=== EXCERPTED DATA ===

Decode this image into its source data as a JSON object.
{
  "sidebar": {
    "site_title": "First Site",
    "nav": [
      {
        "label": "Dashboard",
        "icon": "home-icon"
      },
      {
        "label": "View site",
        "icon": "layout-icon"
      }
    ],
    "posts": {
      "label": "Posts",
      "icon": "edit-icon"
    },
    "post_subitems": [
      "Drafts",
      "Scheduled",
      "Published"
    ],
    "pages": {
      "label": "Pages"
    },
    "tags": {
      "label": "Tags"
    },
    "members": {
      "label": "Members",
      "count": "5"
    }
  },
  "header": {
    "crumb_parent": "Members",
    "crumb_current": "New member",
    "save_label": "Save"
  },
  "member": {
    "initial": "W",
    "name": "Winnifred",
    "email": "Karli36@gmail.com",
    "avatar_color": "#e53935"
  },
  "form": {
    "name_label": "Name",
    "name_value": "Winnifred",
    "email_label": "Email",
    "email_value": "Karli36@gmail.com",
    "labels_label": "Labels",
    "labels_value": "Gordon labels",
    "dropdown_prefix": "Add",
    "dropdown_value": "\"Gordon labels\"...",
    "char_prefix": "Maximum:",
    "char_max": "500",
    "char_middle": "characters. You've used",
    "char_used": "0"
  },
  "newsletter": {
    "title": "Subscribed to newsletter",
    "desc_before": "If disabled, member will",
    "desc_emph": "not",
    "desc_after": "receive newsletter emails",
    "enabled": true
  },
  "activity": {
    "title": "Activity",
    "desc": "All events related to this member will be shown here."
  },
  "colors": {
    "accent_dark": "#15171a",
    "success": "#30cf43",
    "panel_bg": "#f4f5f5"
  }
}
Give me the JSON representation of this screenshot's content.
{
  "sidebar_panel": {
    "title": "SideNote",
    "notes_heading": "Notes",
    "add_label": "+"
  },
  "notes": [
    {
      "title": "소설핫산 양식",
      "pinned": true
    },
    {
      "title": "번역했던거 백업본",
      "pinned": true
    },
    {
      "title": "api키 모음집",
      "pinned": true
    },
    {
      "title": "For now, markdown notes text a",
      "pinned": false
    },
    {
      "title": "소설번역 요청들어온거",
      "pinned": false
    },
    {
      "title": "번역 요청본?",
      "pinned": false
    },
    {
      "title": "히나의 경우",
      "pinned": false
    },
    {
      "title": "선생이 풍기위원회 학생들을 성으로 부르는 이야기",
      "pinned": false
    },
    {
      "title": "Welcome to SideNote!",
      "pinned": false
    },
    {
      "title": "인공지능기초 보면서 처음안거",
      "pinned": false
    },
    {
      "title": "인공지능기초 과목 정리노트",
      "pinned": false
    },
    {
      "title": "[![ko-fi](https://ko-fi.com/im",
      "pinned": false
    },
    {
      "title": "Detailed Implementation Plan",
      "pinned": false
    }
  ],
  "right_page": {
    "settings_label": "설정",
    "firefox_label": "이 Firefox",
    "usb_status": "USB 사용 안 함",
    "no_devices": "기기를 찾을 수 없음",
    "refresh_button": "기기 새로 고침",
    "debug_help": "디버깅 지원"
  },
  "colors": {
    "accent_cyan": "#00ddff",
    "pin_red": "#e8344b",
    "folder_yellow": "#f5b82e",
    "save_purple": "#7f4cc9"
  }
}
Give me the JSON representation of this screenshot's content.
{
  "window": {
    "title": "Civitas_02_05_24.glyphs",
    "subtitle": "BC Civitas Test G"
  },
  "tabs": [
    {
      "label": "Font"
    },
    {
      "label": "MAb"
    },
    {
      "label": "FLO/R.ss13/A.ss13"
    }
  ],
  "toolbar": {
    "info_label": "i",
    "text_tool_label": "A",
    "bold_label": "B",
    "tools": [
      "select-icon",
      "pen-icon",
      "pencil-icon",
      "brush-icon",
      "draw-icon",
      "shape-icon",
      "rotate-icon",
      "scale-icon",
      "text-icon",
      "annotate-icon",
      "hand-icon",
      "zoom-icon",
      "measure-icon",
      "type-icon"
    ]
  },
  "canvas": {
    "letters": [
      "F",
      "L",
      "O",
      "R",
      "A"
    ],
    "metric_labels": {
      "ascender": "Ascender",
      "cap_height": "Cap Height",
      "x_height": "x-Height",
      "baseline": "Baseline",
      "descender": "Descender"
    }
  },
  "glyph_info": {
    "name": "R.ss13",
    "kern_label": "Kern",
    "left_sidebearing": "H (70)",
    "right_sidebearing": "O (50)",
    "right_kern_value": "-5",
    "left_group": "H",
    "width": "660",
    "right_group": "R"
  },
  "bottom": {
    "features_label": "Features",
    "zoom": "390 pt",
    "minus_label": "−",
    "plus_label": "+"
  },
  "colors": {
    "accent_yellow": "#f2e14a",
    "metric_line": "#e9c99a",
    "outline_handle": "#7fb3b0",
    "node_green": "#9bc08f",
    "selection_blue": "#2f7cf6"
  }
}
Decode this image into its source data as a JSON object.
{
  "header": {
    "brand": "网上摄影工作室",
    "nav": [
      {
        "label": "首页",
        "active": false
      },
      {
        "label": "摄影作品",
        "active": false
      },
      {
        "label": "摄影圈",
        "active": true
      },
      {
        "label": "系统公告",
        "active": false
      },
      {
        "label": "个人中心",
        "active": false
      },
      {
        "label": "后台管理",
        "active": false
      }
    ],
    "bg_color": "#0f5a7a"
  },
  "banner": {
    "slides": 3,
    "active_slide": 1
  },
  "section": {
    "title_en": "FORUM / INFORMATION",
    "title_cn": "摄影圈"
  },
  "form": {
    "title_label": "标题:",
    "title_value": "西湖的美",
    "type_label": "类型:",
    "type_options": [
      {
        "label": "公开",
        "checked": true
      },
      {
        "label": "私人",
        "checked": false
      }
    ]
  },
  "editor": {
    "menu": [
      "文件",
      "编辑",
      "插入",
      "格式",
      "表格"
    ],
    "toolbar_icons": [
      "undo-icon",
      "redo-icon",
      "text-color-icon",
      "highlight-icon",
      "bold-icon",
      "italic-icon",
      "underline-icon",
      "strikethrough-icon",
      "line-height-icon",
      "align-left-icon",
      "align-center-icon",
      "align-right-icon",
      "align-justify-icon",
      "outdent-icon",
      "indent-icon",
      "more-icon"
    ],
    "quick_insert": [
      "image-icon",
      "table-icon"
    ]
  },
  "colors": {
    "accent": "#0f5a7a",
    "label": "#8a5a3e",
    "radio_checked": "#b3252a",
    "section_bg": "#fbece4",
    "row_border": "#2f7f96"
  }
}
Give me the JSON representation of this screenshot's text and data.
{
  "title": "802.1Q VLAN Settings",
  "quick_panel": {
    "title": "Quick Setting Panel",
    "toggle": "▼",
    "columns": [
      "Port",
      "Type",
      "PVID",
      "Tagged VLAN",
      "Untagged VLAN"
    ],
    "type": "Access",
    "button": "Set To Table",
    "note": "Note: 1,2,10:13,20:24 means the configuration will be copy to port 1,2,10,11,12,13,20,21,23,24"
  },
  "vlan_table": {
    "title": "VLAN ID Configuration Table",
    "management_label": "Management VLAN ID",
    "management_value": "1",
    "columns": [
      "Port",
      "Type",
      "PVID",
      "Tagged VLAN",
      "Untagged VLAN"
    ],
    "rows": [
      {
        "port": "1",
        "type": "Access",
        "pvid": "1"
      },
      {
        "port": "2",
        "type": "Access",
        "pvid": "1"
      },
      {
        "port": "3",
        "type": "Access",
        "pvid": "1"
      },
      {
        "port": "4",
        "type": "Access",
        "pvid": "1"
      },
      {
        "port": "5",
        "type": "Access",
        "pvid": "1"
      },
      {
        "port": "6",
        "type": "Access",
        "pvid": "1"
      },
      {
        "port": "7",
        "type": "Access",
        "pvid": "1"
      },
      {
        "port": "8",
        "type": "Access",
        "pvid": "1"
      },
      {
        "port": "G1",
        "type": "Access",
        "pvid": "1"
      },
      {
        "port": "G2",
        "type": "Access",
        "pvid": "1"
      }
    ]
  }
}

=== PROBLEM REQUIREMENTS ===
Take every line containing the word "SideNote" and copy it.

=== RESULT OF THE EXERCISE ===
    "title": "SideNote",
      "title": "Welcome to SideNote!",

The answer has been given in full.